(Records from a collection of figures)
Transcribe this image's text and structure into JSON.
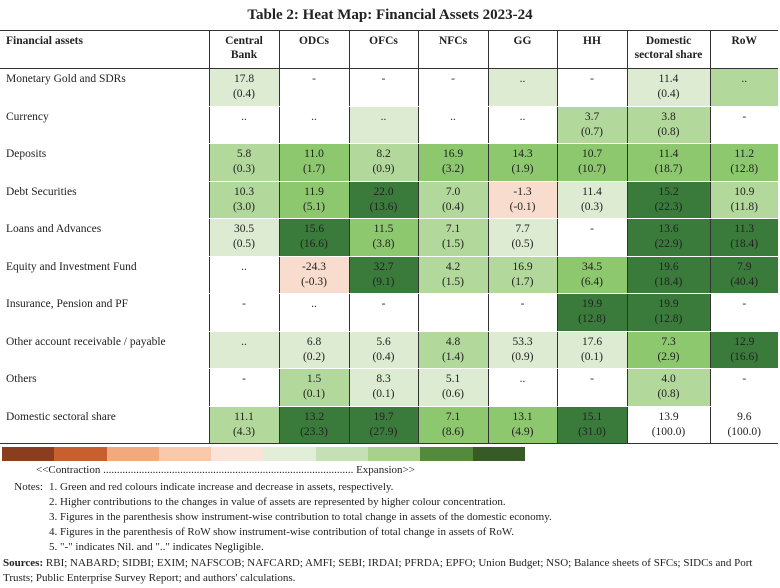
{
  "title": "Table 2: Heat Map: Financial Assets 2023-24",
  "columns": [
    "Financial assets",
    "Central Bank",
    "ODCs",
    "OFCs",
    "NFCs",
    "GG",
    "HH",
    "Domestic sectoral share",
    "RoW"
  ],
  "colors": {
    "l0": "#ffffff",
    "l1": "#dcebd2",
    "l2": "#b3d89b",
    "l3": "#8dc76e",
    "l4": "#3a7b3c",
    "r1": "#f8dccd"
  },
  "rows": [
    {
      "label": "Monetary Gold and SDRs",
      "cells": [
        [
          "17.8",
          "(0.4)",
          "l1"
        ],
        [
          "-",
          "",
          "l0"
        ],
        [
          "-",
          "",
          "l0"
        ],
        [
          "-",
          "",
          "l0"
        ],
        [
          "..",
          "",
          "l1"
        ],
        [
          "-",
          "",
          "l0"
        ],
        [
          "11.4",
          "(0.4)",
          "l1"
        ],
        [
          "..",
          "",
          "l2"
        ]
      ]
    },
    {
      "label": "Currency",
      "cells": [
        [
          "..",
          "",
          "l0"
        ],
        [
          "..",
          "",
          "l0"
        ],
        [
          "..",
          "",
          "l1"
        ],
        [
          "..",
          "",
          "l0"
        ],
        [
          "..",
          "",
          "l0"
        ],
        [
          "3.7",
          "(0.7)",
          "l2"
        ],
        [
          "3.8",
          "(0.8)",
          "l2"
        ],
        [
          "-",
          "",
          "l0"
        ]
      ]
    },
    {
      "label": "Deposits",
      "cells": [
        [
          "5.8",
          "(0.3)",
          "l2"
        ],
        [
          "11.0",
          "(1.7)",
          "l3"
        ],
        [
          "8.2",
          "(0.9)",
          "l2"
        ],
        [
          "16.9",
          "(3.2)",
          "l3"
        ],
        [
          "14.3",
          "(1.9)",
          "l3"
        ],
        [
          "10.7",
          "(10.7)",
          "l3"
        ],
        [
          "11.4",
          "(18.7)",
          "l3"
        ],
        [
          "11.2",
          "(12.8)",
          "l3"
        ]
      ]
    },
    {
      "label": "Debt Securities",
      "cells": [
        [
          "10.3",
          "(3.0)",
          "l2"
        ],
        [
          "11.9",
          "(5.1)",
          "l3"
        ],
        [
          "22.0",
          "(13.6)",
          "l4"
        ],
        [
          "7.0",
          "(0.4)",
          "l2"
        ],
        [
          "-1.3",
          "(-0.1)",
          "r1"
        ],
        [
          "11.4",
          "(0.3)",
          "l1"
        ],
        [
          "15.2",
          "(22.3)",
          "l4"
        ],
        [
          "10.9",
          "(11.8)",
          "l2"
        ]
      ]
    },
    {
      "label": "Loans and Advances",
      "cells": [
        [
          "30.5",
          "(0.5)",
          "l1"
        ],
        [
          "15.6",
          "(16.6)",
          "l4"
        ],
        [
          "11.5",
          "(3.8)",
          "l3"
        ],
        [
          "7.1",
          "(1.5)",
          "l2"
        ],
        [
          "7.7",
          "(0.5)",
          "l1"
        ],
        [
          "-",
          "",
          "l0"
        ],
        [
          "13.6",
          "(22.9)",
          "l4"
        ],
        [
          "11.3",
          "(18.4)",
          "l4"
        ]
      ]
    },
    {
      "label": "Equity and Investment Fund",
      "cells": [
        [
          "..",
          "",
          "l0"
        ],
        [
          "-24.3",
          "(-0.3)",
          "r1"
        ],
        [
          "32.7",
          "(9.1)",
          "l4"
        ],
        [
          "4.2",
          "(1.5)",
          "l2"
        ],
        [
          "16.9",
          "(1.7)",
          "l2"
        ],
        [
          "34.5",
          "(6.4)",
          "l3"
        ],
        [
          "19.6",
          "(18.4)",
          "l4"
        ],
        [
          "7.9",
          "(40.4)",
          "l4"
        ]
      ]
    },
    {
      "label": "Insurance, Pension and PF",
      "cells": [
        [
          "-",
          "",
          "l0"
        ],
        [
          "..",
          "",
          "l0"
        ],
        [
          "-",
          "",
          "l0"
        ],
        [
          "",
          "",
          "l0"
        ],
        [
          "-",
          "",
          "l0"
        ],
        [
          "19.9",
          "(12.8)",
          "l4"
        ],
        [
          "19.9",
          "(12.8)",
          "l4"
        ],
        [
          "-",
          "",
          "l0"
        ]
      ]
    },
    {
      "label": "Other account receivable / payable",
      "cells": [
        [
          "..",
          "",
          "l1"
        ],
        [
          "6.8",
          "(0.2)",
          "l1"
        ],
        [
          "5.6",
          "(0.4)",
          "l1"
        ],
        [
          "4.8",
          "(1.4)",
          "l2"
        ],
        [
          "53.3",
          "(0.9)",
          "l1"
        ],
        [
          "17.6",
          "(0.1)",
          "l1"
        ],
        [
          "7.3",
          "(2.9)",
          "l3"
        ],
        [
          "12.9",
          "(16.6)",
          "l4"
        ]
      ]
    },
    {
      "label": "Others",
      "cells": [
        [
          "-",
          "",
          "l0"
        ],
        [
          "1.5",
          "(0.1)",
          "l2"
        ],
        [
          "8.3",
          "(0.1)",
          "l1"
        ],
        [
          "5.1",
          "(0.6)",
          "l1"
        ],
        [
          "..",
          "",
          "l0"
        ],
        [
          "-",
          "",
          "l0"
        ],
        [
          "4.0",
          "(0.8)",
          "l2"
        ],
        [
          "-",
          "",
          "l0"
        ]
      ]
    },
    {
      "label": "Domestic sectoral share",
      "cells": [
        [
          "11.1",
          "(4.3)",
          "l2"
        ],
        [
          "13.2",
          "(23.3)",
          "l4"
        ],
        [
          "19.7",
          "(27.9)",
          "l4"
        ],
        [
          "7.1",
          "(8.6)",
          "l3"
        ],
        [
          "13.1",
          "(4.9)",
          "l3"
        ],
        [
          "15.1",
          "(31.0)",
          "l4"
        ],
        [
          "13.9",
          "(100.0)",
          "l0"
        ],
        [
          "9.6",
          "(100.0)",
          "l0"
        ]
      ]
    }
  ],
  "legend": {
    "colors": [
      "#8b3e1f",
      "#c75f2e",
      "#f2a97b",
      "#f8c9aa",
      "#fae4d8",
      "#e2eed8",
      "#c6e0b5",
      "#a9d18e",
      "#548a3e",
      "#375b27"
    ],
    "scale_text": "<<Contraction ........................................................................................... Expansion>>"
  },
  "notes": {
    "label": "Notes:",
    "items": [
      "1.  Green and red colours indicate increase and decrease in assets, respectively.",
      "2.  Higher contributions to the changes in value of assets are represented by higher colour concentration.",
      "3.  Figures in the parenthesis show instrument-wise contribution to total change in assets of the domestic economy.",
      "4.  Figures in the parenthesis of RoW show instrument-wise contribution of total change in assets of RoW.",
      "5.  \"-\" indicates Nil. and \"..\" indicates Negligible."
    ]
  },
  "sources": {
    "label": "Sources:",
    "text": " RBI; NABARD; SIDBI; EXIM; NAFSCOB; NAFCARD; AMFI; SEBI; IRDAI; PFRDA; EPFO; Union Budget; NSO; Balance sheets of SFCs; SIDCs and Port Trusts; Public Enterprise Survey Report; and authors' calculations."
  }
}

◆ Short task:
Make an exact copy of the records shown above, without the pictures.

◆ Response:
Transcribe this image's text and structure into JSON.
{
  "title": "Table 2: Heat Map: Financial Assets 2023-24",
  "columns": [
    "Financial assets",
    "Central Bank",
    "ODCs",
    "OFCs",
    "NFCs",
    "GG",
    "HH",
    "Domestic sectoral share",
    "RoW"
  ],
  "colors": {
    "l0": "#ffffff",
    "l1": "#dcebd2",
    "l2": "#b3d89b",
    "l3": "#8dc76e",
    "l4": "#3a7b3c",
    "r1": "#f8dccd"
  },
  "rows": [
    {
      "label": "Monetary Gold and SDRs",
      "cells": [
        [
          "17.8",
          "(0.4)",
          "l1"
        ],
        [
          "-",
          "",
          "l0"
        ],
        [
          "-",
          "",
          "l0"
        ],
        [
          "-",
          "",
          "l0"
        ],
        [
          "..",
          "",
          "l1"
        ],
        [
          "-",
          "",
          "l0"
        ],
        [
          "11.4",
          "(0.4)",
          "l1"
        ],
        [
          "..",
          "",
          "l2"
        ]
      ]
    },
    {
      "label": "Currency",
      "cells": [
        [
          "..",
          "",
          "l0"
        ],
        [
          "..",
          "",
          "l0"
        ],
        [
          "..",
          "",
          "l1"
        ],
        [
          "..",
          "",
          "l0"
        ],
        [
          "..",
          "",
          "l0"
        ],
        [
          "3.7",
          "(0.7)",
          "l2"
        ],
        [
          "3.8",
          "(0.8)",
          "l2"
        ],
        [
          "-",
          "",
          "l0"
        ]
      ]
    },
    {
      "label": "Deposits",
      "cells": [
        [
          "5.8",
          "(0.3)",
          "l2"
        ],
        [
          "11.0",
          "(1.7)",
          "l3"
        ],
        [
          "8.2",
          "(0.9)",
          "l2"
        ],
        [
          "16.9",
          "(3.2)",
          "l3"
        ],
        [
          "14.3",
          "(1.9)",
          "l3"
        ],
        [
          "10.7",
          "(10.7)",
          "l3"
        ],
        [
          "11.4",
          "(18.7)",
          "l3"
        ],
        [
          "11.2",
          "(12.8)",
          "l3"
        ]
      ]
    },
    {
      "label": "Debt Securities",
      "cells": [
        [
          "10.3",
          "(3.0)",
          "l2"
        ],
        [
          "11.9",
          "(5.1)",
          "l3"
        ],
        [
          "22.0",
          "(13.6)",
          "l4"
        ],
        [
          "7.0",
          "(0.4)",
          "l2"
        ],
        [
          "-1.3",
          "(-0.1)",
          "r1"
        ],
        [
          "11.4",
          "(0.3)",
          "l1"
        ],
        [
          "15.2",
          "(22.3)",
          "l4"
        ],
        [
          "10.9",
          "(11.8)",
          "l2"
        ]
      ]
    },
    {
      "label": "Loans and Advances",
      "cells": [
        [
          "30.5",
          "(0.5)",
          "l1"
        ],
        [
          "15.6",
          "(16.6)",
          "l4"
        ],
        [
          "11.5",
          "(3.8)",
          "l3"
        ],
        [
          "7.1",
          "(1.5)",
          "l2"
        ],
        [
          "7.7",
          "(0.5)",
          "l1"
        ],
        [
          "-",
          "",
          "l0"
        ],
        [
          "13.6",
          "(22.9)",
          "l4"
        ],
        [
          "11.3",
          "(18.4)",
          "l4"
        ]
      ]
    },
    {
      "label": "Equity and Investment Fund",
      "cells": [
        [
          "..",
          "",
          "l0"
        ],
        [
          "-24.3",
          "(-0.3)",
          "r1"
        ],
        [
          "32.7",
          "(9.1)",
          "l4"
        ],
        [
          "4.2",
          "(1.5)",
          "l2"
        ],
        [
          "16.9",
          "(1.7)",
          "l2"
        ],
        [
          "34.5",
          "(6.4)",
          "l3"
        ],
        [
          "19.6",
          "(18.4)",
          "l4"
        ],
        [
          "7.9",
          "(40.4)",
          "l4"
        ]
      ]
    },
    {
      "label": "Insurance, Pension and PF",
      "cells": [
        [
          "-",
          "",
          "l0"
        ],
        [
          "..",
          "",
          "l0"
        ],
        [
          "-",
          "",
          "l0"
        ],
        [
          "",
          "",
          "l0"
        ],
        [
          "-",
          "",
          "l0"
        ],
        [
          "19.9",
          "(12.8)",
          "l4"
        ],
        [
          "19.9",
          "(12.8)",
          "l4"
        ],
        [
          "-",
          "",
          "l0"
        ]
      ]
    },
    {
      "label": "Other account receivable / payable",
      "cells": [
        [
          "..",
          "",
          "l1"
        ],
        [
          "6.8",
          "(0.2)",
          "l1"
        ],
        [
          "5.6",
          "(0.4)",
          "l1"
        ],
        [
          "4.8",
          "(1.4)",
          "l2"
        ],
        [
          "53.3",
          "(0.9)",
          "l1"
        ],
        [
          "17.6",
          "(0.1)",
          "l1"
        ],
        [
          "7.3",
          "(2.9)",
          "l3"
        ],
        [
          "12.9",
          "(16.6)",
          "l4"
        ]
      ]
    },
    {
      "label": "Others",
      "cells": [
        [
          "-",
          "",
          "l0"
        ],
        [
          "1.5",
          "(0.1)",
          "l2"
        ],
        [
          "8.3",
          "(0.1)",
          "l1"
        ],
        [
          "5.1",
          "(0.6)",
          "l1"
        ],
        [
          "..",
          "",
          "l0"
        ],
        [
          "-",
          "",
          "l0"
        ],
        [
          "4.0",
          "(0.8)",
          "l2"
        ],
        [
          "-",
          "",
          "l0"
        ]
      ]
    },
    {
      "label": "Domestic sectoral share",
      "cells": [
        [
          "11.1",
          "(4.3)",
          "l2"
        ],
        [
          "13.2",
          "(23.3)",
          "l4"
        ],
        [
          "19.7",
          "(27.9)",
          "l4"
        ],
        [
          "7.1",
          "(8.6)",
          "l3"
        ],
        [
          "13.1",
          "(4.9)",
          "l3"
        ],
        [
          "15.1",
          "(31.0)",
          "l4"
        ],
        [
          "13.9",
          "(100.0)",
          "l0"
        ],
        [
          "9.6",
          "(100.0)",
          "l0"
        ]
      ]
    }
  ],
  "legend": {
    "colors": [
      "#8b3e1f",
      "#c75f2e",
      "#f2a97b",
      "#f8c9aa",
      "#fae4d8",
      "#e2eed8",
      "#c6e0b5",
      "#a9d18e",
      "#548a3e",
      "#375b27"
    ],
    "scale_text": "<<Contraction ........................................................................................... Expansion>>"
  },
  "notes": {
    "label": "Notes:",
    "items": [
      "1.  Green and red colours indicate increase and decrease in assets, respectively.",
      "2.  Higher contributions to the changes in value of assets are represented by higher colour concentration.",
      "3.  Figures in the parenthesis show instrument-wise contribution to total change in assets of the domestic economy.",
      "4.  Figures in the parenthesis of RoW show instrument-wise contribution of total change in assets of RoW.",
      "5.  \"-\" indicates Nil. and \"..\" indicates Negligible."
    ]
  },
  "sources": {
    "label": "Sources:",
    "text": " RBI; NABARD; SIDBI; EXIM; NAFSCOB; NAFCARD; AMFI; SEBI; IRDAI; PFRDA; EPFO; Union Budget; NSO; Balance sheets of SFCs; SIDCs and Port Trusts; Public Enterprise Survey Report; and authors' calculations."
  }
}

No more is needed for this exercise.